Problem description: Restate, word for word, all of the material shown below.
──────── Record excerpts
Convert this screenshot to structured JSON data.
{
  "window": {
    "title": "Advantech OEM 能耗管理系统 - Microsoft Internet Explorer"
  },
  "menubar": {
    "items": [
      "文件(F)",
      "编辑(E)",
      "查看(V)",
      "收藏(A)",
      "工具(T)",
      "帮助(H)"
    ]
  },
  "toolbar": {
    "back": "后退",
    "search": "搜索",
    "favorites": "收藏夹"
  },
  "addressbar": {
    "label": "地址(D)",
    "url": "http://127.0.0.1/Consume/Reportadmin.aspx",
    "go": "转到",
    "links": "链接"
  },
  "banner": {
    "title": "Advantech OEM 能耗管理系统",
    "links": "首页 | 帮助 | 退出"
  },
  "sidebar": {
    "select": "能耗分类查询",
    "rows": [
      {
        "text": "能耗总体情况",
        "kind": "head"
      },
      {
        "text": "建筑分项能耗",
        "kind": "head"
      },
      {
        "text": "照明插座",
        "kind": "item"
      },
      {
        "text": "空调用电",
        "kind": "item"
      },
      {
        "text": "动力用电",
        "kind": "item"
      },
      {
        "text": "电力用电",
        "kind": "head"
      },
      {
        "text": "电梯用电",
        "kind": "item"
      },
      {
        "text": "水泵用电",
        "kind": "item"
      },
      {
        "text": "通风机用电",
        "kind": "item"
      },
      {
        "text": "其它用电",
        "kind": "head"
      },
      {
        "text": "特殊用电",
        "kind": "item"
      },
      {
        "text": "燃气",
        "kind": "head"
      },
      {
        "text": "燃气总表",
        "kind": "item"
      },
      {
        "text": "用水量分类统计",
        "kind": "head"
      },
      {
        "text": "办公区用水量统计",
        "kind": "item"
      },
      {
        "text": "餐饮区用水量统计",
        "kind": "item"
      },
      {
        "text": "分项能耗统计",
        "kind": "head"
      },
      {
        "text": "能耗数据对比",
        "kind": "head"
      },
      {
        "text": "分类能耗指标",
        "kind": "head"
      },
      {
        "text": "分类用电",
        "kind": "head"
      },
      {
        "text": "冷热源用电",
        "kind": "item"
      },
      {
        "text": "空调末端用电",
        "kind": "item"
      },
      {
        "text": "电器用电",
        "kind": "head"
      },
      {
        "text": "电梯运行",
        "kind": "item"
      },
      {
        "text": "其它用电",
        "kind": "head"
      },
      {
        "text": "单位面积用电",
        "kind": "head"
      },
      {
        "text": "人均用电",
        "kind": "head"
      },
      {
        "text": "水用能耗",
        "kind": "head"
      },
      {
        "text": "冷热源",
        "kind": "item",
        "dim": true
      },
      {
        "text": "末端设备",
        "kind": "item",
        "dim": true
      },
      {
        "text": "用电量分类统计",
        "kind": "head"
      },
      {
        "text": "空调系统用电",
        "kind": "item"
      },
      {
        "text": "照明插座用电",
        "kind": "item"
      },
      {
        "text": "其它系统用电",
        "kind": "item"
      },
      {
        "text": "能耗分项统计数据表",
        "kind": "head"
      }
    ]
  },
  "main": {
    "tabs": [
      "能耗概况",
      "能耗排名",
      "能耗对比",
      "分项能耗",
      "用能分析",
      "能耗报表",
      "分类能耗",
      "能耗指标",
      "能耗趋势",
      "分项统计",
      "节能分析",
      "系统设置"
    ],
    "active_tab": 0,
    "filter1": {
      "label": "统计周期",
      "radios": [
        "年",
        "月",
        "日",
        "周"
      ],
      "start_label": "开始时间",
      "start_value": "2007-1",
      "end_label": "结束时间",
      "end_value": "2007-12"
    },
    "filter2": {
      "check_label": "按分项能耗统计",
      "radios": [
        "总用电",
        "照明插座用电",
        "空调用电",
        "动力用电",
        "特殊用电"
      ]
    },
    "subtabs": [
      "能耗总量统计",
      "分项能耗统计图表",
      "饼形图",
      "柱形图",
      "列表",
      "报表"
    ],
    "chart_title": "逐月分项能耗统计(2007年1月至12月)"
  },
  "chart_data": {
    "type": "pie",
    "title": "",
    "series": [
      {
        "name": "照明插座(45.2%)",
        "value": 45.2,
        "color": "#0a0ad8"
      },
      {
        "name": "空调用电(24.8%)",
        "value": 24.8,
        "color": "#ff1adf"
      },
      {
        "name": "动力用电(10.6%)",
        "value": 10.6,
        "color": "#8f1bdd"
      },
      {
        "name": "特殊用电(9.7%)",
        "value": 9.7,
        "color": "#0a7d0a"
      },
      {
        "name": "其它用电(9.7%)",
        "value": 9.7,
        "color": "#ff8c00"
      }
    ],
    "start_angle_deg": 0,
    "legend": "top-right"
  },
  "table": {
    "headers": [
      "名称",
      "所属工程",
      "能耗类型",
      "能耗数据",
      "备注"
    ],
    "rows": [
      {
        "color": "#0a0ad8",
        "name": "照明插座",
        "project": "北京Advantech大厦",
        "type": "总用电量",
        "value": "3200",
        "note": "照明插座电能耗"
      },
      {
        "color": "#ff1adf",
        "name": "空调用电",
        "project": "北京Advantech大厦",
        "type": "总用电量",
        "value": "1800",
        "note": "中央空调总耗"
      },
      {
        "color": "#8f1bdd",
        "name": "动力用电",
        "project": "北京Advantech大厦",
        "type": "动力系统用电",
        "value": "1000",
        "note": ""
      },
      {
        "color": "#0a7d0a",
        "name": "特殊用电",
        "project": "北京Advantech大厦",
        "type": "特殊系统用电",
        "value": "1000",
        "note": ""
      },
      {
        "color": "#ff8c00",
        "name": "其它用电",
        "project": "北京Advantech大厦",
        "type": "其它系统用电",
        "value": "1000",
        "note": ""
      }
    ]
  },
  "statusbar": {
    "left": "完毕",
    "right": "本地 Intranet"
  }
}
────────────────
Output for this exercise:
Convert this screenshot to structured JSON data.
{
  "window": {
    "title": "Advantech OEM 能耗管理系统 - Microsoft Internet Explorer"
  },
  "menubar": {
    "items": [
      "文件(F)",
      "编辑(E)",
      "查看(V)",
      "收藏(A)",
      "工具(T)",
      "帮助(H)"
    ]
  },
  "toolbar": {
    "back": "后退",
    "search": "搜索",
    "favorites": "收藏夹"
  },
  "addressbar": {
    "label": "地址(D)",
    "url": "http://127.0.0.1/Consume/Reportadmin.aspx",
    "go": "转到",
    "links": "链接"
  },
  "banner": {
    "title": "Advantech OEM 能耗管理系统",
    "links": "首页 | 帮助 | 退出"
  },
  "sidebar": {
    "select": "能耗分类查询",
    "rows": [
      {
        "text": "能耗总体情况",
        "kind": "head"
      },
      {
        "text": "建筑分项能耗",
        "kind": "head"
      },
      {
        "text": "照明插座",
        "kind": "item"
      },
      {
        "text": "空调用电",
        "kind": "item"
      },
      {
        "text": "动力用电",
        "kind": "item"
      },
      {
        "text": "电力用电",
        "kind": "head"
      },
      {
        "text": "电梯用电",
        "kind": "item"
      },
      {
        "text": "水泵用电",
        "kind": "item"
      },
      {
        "text": "通风机用电",
        "kind": "item"
      },
      {
        "text": "其它用电",
        "kind": "head"
      },
      {
        "text": "特殊用电",
        "kind": "item"
      },
      {
        "text": "燃气",
        "kind": "head"
      },
      {
        "text": "燃气总表",
        "kind": "item"
      },
      {
        "text": "用水量分类统计",
        "kind": "head"
      },
      {
        "text": "办公区用水量统计",
        "kind": "item"
      },
      {
        "text": "餐饮区用水量统计",
        "kind": "item"
      },
      {
        "text": "分项能耗统计",
        "kind": "head"
      },
      {
        "text": "能耗数据对比",
        "kind": "head"
      },
      {
        "text": "分类能耗指标",
        "kind": "head"
      },
      {
        "text": "分类用电",
        "kind": "head"
      },
      {
        "text": "冷热源用电",
        "kind": "item"
      },
      {
        "text": "空调末端用电",
        "kind": "item"
      },
      {
        "text": "电器用电",
        "kind": "head"
      },
      {
        "text": "电梯运行",
        "kind": "item"
      },
      {
        "text": "其它用电",
        "kind": "head"
      },
      {
        "text": "单位面积用电",
        "kind": "head"
      },
      {
        "text": "人均用电",
        "kind": "head"
      },
      {
        "text": "水用能耗",
        "kind": "head"
      },
      {
        "text": "冷热源",
        "kind": "item",
        "dim": true
      },
      {
        "text": "末端设备",
        "kind": "item",
        "dim": true
      },
      {
        "text": "用电量分类统计",
        "kind": "head"
      },
      {
        "text": "空调系统用电",
        "kind": "item"
      },
      {
        "text": "照明插座用电",
        "kind": "item"
      },
      {
        "text": "其它系统用电",
        "kind": "item"
      },
      {
        "text": "能耗分项统计数据表",
        "kind": "head"
      }
    ]
  },
  "main": {
    "tabs": [
      "能耗概况",
      "能耗排名",
      "能耗对比",
      "分项能耗",
      "用能分析",
      "能耗报表",
      "分类能耗",
      "能耗指标",
      "能耗趋势",
      "分项统计",
      "节能分析",
      "系统设置"
    ],
    "active_tab": 0,
    "filter1": {
      "label": "统计周期",
      "radios": [
        "年",
        "月",
        "日",
        "周"
      ],
      "start_label": "开始时间",
      "start_value": "2007-1",
      "end_label": "结束时间",
      "end_value": "2007-12"
    },
    "filter2": {
      "check_label": "按分项能耗统计",
      "radios": [
        "总用电",
        "照明插座用电",
        "空调用电",
        "动力用电",
        "特殊用电"
      ]
    },
    "subtabs": [
      "能耗总量统计",
      "分项能耗统计图表",
      "饼形图",
      "柱形图",
      "列表",
      "报表"
    ],
    "chart_title": "逐月分项能耗统计(2007年1月至12月)"
  },
  "chart_data": {
    "type": "pie",
    "title": "",
    "series": [
      {
        "name": "照明插座(45.2%)",
        "value": 45.2,
        "color": "#0a0ad8"
      },
      {
        "name": "空调用电(24.8%)",
        "value": 24.8,
        "color": "#ff1adf"
      },
      {
        "name": "动力用电(10.6%)",
        "value": 10.6,
        "color": "#8f1bdd"
      },
      {
        "name": "特殊用电(9.7%)",
        "value": 9.7,
        "color": "#0a7d0a"
      },
      {
        "name": "其它用电(9.7%)",
        "value": 9.7,
        "color": "#ff8c00"
      }
    ],
    "start_angle_deg": 0,
    "legend": "top-right"
  },
  "table": {
    "headers": [
      "名称",
      "所属工程",
      "能耗类型",
      "能耗数据",
      "备注"
    ],
    "rows": [
      {
        "color": "#0a0ad8",
        "name": "照明插座",
        "project": "北京Advantech大厦",
        "type": "总用电量",
        "value": "3200",
        "note": "照明插座电能耗"
      },
      {
        "color": "#ff1adf",
        "name": "空调用电",
        "project": "北京Advantech大厦",
        "type": "总用电量",
        "value": "1800",
        "note": "中央空调总耗"
      },
      {
        "color": "#8f1bdd",
        "name": "动力用电",
        "project": "北京Advantech大厦",
        "type": "动力系统用电",
        "value": "1000",
        "note": ""
      },
      {
        "color": "#0a7d0a",
        "name": "特殊用电",
        "project": "北京Advantech大厦",
        "type": "特殊系统用电",
        "value": "1000",
        "note": ""
      },
      {
        "color": "#ff8c00",
        "name": "其它用电",
        "project": "北京Advantech大厦",
        "type": "其它系统用电",
        "value": "1000",
        "note": ""
      }
    ]
  },
  "statusbar": {
    "left": "完毕",
    "right": "本地 Intranet"
  }
}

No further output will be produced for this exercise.